(Collection entries)

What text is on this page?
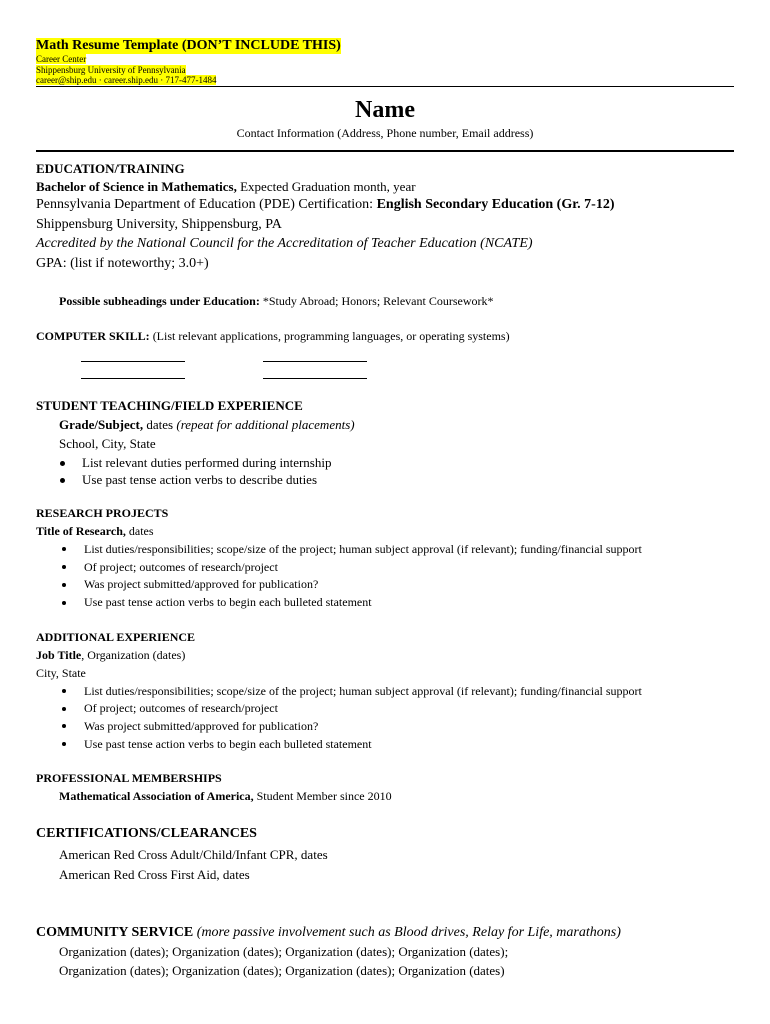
Math Resume Template (DON’T INCLUDE THIS)
Career Center
Shippensburg University of Pennsylvania
career@ship.edu · career.ship.edu · 717-477-1484
Name
Contact Information (Address, Phone number, Email address)
EDUCATION/TRAINING
Bachelor of Science in Mathematics, Expected Graduation month, year
Pennsylvania Department of Education (PDE) Certification: English Secondary Education (Gr. 7-12)
Shippensburg University, Shippensburg, PA
Accredited by the National Council for the Accreditation of Teacher Education (NCATE)
GPA: (list if noteworthy; 3.0+)
Possible subheadings under Education: *Study Abroad; Honors; Relevant Coursework*
COMPUTER SKILL: (List relevant applications, programming languages, or operating systems)
STUDENT TEACHING/FIELD EXPERIENCE
Grade/Subject, dates (repeat for additional placements)
School, City, State
List relevant duties performed during internship
Use past tense action verbs to describe duties
RESEARCH PROJECTS
Title of Research, dates
List duties/responsibilities; scope/size of the project; human subject approval (if relevant); funding/financial support
Of project; outcomes of research/project
Was project submitted/approved for publication?
Use past tense action verbs to begin each bulleted statement
ADDITIONAL EXPERIENCE
Job Title, Organization (dates)
City, State
List duties/responsibilities; scope/size of the project; human subject approval (if relevant); funding/financial support
Of project; outcomes of research/project
Was project submitted/approved for publication?
Use past tense action verbs to begin each bulleted statement
PROFESSIONAL MEMBERSHIPS
Mathematical Association of America, Student Member since 2010
CERTIFICATIONS/CLEARANCES
American Red Cross Adult/Child/Infant CPR, dates
American Red Cross First Aid, dates
COMMUNITY SERVICE (more passive involvement such as Blood drives, Relay for Life, marathons)
Organization (dates); Organization (dates); Organization (dates); Organization (dates);
Organization (dates); Organization (dates); Organization (dates); Organization (dates)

The exercise: Keep the pictures out of your copy, and repeat every entry above exactly.

Worked solution:
What text is on this page?
Math Resume Template (DON’T INCLUDE THIS)
Career Center
Shippensburg University of Pennsylvania
career@ship.edu · career.ship.edu · 717-477-1484
Name
Contact Information (Address, Phone number, Email address)
EDUCATION/TRAINING
Bachelor of Science in Mathematics, Expected Graduation month, year
Pennsylvania Department of Education (PDE) Certification: English Secondary Education (Gr. 7-12)
Shippensburg University, Shippensburg, PA
Accredited by the National Council for the Accreditation of Teacher Education (NCATE)
GPA: (list if noteworthy; 3.0+)
Possible subheadings under Education: *Study Abroad; Honors; Relevant Coursework*
COMPUTER SKILL: (List relevant applications, programming languages, or operating systems)
STUDENT TEACHING/FIELD EXPERIENCE
Grade/Subject, dates (repeat for additional placements)
School, City, State
List relevant duties performed during internship
Use past tense action verbs to describe duties
RESEARCH PROJECTS
Title of Research, dates
List duties/responsibilities; scope/size of the project; human subject approval (if relevant); funding/financial support
Of project; outcomes of research/project
Was project submitted/approved for publication?
Use past tense action verbs to begin each bulleted statement
ADDITIONAL EXPERIENCE
Job Title, Organization (dates)
City, State
List duties/responsibilities; scope/size of the project; human subject approval (if relevant); funding/financial support
Of project; outcomes of research/project
Was project submitted/approved for publication?
Use past tense action verbs to begin each bulleted statement
PROFESSIONAL MEMBERSHIPS
Mathematical Association of America, Student Member since 2010
CERTIFICATIONS/CLEARANCES
American Red Cross Adult/Child/Infant CPR, dates
American Red Cross First Aid, dates
COMMUNITY SERVICE (more passive involvement such as Blood drives, Relay for Life, marathons)
Organization (dates); Organization (dates); Organization (dates); Organization (dates);
Organization (dates); Organization (dates); Organization (dates); Organization (dates)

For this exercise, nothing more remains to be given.